**RECORDS FOR PROCESSING**
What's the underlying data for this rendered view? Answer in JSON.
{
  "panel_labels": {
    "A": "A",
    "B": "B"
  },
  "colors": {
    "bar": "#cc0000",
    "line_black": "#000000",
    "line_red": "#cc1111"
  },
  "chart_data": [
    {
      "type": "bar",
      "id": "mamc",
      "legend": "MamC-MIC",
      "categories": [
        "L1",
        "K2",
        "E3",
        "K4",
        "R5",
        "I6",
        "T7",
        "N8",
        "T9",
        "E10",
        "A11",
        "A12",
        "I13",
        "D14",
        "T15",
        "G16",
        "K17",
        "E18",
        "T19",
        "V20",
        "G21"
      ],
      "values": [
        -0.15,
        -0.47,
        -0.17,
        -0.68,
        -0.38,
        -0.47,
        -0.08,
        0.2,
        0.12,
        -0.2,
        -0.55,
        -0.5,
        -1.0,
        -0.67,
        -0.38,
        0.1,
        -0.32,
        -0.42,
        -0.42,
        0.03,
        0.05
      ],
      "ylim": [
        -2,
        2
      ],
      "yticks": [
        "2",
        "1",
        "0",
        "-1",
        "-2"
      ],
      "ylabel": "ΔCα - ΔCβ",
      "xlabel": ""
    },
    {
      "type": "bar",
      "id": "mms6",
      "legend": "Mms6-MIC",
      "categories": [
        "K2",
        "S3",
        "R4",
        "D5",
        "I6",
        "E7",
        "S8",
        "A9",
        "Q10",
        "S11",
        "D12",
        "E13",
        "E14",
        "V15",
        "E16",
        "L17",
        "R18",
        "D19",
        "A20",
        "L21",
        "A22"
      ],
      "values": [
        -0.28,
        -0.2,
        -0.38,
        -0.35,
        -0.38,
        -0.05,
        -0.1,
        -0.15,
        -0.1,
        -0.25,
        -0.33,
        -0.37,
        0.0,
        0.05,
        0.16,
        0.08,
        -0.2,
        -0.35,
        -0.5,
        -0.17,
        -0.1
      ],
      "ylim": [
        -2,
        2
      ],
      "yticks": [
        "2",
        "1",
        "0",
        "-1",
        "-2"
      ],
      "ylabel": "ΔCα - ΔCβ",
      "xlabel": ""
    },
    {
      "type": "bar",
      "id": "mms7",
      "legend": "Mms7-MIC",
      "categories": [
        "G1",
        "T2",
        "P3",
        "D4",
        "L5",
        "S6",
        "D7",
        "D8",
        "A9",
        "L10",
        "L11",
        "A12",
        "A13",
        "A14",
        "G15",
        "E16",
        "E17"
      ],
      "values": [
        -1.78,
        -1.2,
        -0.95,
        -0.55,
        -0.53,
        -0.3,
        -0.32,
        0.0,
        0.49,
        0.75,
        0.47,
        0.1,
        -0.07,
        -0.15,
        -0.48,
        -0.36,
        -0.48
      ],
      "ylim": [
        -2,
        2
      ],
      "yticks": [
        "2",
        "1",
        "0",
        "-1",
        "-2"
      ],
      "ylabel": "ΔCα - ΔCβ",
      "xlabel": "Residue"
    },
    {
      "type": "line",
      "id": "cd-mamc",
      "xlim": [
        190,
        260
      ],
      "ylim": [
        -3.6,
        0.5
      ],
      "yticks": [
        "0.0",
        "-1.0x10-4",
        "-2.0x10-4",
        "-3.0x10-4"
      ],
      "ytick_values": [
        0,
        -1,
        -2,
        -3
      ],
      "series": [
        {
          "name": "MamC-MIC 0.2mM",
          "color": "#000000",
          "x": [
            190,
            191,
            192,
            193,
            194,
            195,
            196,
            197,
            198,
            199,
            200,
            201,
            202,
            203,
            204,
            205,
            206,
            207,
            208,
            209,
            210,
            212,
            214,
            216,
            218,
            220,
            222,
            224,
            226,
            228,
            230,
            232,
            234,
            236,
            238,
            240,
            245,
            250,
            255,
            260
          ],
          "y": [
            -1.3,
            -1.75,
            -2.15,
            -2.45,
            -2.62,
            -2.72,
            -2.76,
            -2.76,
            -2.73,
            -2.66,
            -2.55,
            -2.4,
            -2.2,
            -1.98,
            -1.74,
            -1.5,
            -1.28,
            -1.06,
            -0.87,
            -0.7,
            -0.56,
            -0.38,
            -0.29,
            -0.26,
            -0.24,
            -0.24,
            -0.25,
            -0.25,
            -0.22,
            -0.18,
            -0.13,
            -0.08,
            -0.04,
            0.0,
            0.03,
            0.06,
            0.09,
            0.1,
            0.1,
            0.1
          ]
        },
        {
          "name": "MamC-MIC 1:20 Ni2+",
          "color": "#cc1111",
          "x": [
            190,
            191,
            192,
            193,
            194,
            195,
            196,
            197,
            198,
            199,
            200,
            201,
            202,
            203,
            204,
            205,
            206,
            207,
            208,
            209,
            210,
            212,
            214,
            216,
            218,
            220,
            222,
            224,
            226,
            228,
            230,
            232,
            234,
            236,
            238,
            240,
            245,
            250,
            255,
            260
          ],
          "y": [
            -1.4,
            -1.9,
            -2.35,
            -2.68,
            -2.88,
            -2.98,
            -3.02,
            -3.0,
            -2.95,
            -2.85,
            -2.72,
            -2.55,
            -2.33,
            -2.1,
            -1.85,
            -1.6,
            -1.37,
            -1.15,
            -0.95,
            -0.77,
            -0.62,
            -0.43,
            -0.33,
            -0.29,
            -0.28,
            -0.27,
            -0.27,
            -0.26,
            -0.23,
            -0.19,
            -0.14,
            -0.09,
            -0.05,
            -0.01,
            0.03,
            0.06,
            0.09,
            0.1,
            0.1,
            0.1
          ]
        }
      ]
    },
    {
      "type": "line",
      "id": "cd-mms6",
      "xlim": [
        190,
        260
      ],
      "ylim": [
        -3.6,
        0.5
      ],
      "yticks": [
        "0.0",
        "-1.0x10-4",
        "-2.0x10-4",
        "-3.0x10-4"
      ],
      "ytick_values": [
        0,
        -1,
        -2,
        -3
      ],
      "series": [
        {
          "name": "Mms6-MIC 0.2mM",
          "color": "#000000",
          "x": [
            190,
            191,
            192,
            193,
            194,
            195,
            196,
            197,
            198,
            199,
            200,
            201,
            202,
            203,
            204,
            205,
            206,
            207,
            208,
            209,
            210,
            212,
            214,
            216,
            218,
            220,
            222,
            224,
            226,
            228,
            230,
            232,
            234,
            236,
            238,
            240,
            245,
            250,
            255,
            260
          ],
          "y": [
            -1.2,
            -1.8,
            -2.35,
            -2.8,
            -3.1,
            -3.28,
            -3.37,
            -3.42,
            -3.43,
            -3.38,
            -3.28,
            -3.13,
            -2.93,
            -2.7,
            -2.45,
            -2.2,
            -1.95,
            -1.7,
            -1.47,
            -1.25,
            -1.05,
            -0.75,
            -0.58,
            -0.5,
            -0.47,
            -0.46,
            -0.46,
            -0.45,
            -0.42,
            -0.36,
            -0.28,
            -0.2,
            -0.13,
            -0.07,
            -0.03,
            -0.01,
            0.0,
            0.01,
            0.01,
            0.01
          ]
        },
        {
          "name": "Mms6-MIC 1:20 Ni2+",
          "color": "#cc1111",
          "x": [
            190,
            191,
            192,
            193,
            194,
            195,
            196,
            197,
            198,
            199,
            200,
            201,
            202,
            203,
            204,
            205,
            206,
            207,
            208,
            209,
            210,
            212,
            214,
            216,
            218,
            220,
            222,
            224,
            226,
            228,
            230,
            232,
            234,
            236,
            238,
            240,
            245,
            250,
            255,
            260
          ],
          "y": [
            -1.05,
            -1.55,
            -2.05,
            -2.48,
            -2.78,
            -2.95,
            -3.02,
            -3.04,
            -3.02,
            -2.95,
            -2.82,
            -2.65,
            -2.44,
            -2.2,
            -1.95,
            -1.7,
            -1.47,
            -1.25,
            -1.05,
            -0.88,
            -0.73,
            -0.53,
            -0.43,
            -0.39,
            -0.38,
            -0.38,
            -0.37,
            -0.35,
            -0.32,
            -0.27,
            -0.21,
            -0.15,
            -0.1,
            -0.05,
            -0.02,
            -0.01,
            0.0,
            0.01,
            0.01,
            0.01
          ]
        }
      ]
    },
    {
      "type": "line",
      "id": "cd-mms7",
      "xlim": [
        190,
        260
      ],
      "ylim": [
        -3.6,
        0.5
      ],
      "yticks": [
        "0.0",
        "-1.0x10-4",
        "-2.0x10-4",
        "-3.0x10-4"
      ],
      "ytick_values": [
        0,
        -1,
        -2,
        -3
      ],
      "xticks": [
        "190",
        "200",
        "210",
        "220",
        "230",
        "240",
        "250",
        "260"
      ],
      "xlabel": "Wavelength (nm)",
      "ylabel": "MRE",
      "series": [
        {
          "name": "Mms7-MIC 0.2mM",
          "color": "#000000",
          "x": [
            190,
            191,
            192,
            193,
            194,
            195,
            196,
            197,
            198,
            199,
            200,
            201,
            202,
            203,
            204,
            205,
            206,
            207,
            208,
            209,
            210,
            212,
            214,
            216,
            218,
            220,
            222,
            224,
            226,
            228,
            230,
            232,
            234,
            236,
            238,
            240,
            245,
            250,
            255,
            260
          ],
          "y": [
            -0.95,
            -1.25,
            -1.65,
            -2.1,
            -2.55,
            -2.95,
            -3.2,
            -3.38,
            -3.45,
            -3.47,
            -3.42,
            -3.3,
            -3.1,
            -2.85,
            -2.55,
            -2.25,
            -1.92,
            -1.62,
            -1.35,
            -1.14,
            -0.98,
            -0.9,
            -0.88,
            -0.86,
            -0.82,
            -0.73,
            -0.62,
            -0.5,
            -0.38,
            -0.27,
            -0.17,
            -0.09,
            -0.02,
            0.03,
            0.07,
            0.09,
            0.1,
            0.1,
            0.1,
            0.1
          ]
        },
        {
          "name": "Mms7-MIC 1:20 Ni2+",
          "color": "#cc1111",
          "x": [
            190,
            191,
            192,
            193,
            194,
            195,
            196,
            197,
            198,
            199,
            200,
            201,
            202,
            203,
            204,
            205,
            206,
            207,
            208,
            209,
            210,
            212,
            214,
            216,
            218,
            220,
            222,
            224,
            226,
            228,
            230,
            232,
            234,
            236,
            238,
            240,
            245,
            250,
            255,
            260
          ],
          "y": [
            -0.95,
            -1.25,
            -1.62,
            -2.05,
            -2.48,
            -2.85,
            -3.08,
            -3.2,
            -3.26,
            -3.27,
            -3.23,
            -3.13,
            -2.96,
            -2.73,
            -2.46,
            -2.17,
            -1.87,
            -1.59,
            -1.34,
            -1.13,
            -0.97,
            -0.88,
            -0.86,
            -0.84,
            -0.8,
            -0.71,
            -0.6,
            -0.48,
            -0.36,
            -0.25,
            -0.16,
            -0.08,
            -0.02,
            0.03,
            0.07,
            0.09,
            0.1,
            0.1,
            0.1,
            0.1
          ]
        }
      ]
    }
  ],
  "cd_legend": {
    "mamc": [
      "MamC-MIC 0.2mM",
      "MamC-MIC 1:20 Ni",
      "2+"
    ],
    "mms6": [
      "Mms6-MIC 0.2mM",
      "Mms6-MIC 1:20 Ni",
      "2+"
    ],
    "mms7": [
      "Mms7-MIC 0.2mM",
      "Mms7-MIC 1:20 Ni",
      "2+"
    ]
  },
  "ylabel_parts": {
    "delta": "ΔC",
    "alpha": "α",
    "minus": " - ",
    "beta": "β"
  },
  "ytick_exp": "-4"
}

**DIRECTIVE**
Filter the listing for the word "name" and copy every line that holds it.

**WRITTEN RESPONSE**
          "name": "MamC-MIC 0.2mM",
          "name": "MamC-MIC 1:20 Ni2+",
          "name": "Mms6-MIC 0.2mM",
          "name": "Mms6-MIC 1:20 Ni2+",
          "name": "Mms7-MIC 0.2mM",
          "name": "Mms7-MIC 1:20 Ni2+",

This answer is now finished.